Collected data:
****************

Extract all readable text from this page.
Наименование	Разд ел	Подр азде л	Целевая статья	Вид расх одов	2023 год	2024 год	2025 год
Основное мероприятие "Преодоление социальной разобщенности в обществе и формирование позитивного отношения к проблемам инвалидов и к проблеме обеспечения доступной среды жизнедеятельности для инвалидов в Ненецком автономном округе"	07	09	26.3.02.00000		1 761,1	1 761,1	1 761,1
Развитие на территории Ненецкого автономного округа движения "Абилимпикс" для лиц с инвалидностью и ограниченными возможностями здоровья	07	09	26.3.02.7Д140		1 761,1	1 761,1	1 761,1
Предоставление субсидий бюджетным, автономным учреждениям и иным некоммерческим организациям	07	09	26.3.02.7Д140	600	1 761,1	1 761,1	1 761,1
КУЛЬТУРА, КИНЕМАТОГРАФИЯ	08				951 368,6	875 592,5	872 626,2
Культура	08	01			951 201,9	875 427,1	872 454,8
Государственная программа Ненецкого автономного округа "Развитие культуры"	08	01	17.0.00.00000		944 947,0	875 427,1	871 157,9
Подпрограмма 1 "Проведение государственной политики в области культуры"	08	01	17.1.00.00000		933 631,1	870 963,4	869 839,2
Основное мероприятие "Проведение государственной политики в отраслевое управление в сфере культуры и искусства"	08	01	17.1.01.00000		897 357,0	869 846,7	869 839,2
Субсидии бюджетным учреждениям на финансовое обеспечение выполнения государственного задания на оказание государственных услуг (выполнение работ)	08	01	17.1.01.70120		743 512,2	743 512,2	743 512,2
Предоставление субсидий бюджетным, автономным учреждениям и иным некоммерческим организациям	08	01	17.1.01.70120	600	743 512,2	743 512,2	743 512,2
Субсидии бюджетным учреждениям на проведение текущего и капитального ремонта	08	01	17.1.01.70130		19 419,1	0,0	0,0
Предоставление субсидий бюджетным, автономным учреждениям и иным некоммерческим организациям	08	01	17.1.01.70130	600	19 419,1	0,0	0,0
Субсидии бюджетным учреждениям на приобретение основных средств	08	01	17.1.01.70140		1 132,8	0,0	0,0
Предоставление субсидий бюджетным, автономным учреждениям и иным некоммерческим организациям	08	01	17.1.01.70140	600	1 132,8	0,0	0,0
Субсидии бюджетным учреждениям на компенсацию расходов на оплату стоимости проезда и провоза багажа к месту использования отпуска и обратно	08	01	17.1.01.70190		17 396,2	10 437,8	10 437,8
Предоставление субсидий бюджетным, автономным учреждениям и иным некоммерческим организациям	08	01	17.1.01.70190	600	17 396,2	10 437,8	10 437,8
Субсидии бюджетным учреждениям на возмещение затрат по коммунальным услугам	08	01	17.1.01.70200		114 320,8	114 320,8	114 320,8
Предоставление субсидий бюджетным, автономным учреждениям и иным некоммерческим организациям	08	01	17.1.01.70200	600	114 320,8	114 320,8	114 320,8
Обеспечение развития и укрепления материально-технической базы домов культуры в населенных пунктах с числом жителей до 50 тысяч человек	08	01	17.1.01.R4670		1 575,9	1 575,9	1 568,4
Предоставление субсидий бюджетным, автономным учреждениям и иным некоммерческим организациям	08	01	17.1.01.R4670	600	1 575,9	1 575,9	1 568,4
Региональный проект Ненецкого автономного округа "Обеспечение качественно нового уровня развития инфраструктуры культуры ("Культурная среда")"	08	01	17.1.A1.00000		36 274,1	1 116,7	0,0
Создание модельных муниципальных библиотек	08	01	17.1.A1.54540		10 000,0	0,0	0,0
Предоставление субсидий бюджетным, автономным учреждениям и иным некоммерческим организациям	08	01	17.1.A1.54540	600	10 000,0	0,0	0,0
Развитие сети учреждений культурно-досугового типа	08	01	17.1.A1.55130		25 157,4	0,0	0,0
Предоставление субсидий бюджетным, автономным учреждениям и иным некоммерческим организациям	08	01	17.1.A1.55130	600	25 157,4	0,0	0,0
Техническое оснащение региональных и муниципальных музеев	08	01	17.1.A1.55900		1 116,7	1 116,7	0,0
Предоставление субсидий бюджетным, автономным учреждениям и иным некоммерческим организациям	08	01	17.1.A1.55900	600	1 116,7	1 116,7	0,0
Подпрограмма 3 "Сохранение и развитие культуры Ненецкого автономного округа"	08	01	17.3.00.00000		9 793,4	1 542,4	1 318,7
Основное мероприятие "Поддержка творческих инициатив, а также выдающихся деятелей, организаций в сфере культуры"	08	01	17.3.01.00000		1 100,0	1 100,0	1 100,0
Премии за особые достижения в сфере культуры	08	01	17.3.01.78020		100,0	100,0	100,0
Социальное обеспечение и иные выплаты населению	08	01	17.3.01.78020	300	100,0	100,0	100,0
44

****************

Written problem
Count each line of the entries that holds the word "государственной", then state the total and nothing more.

In response
2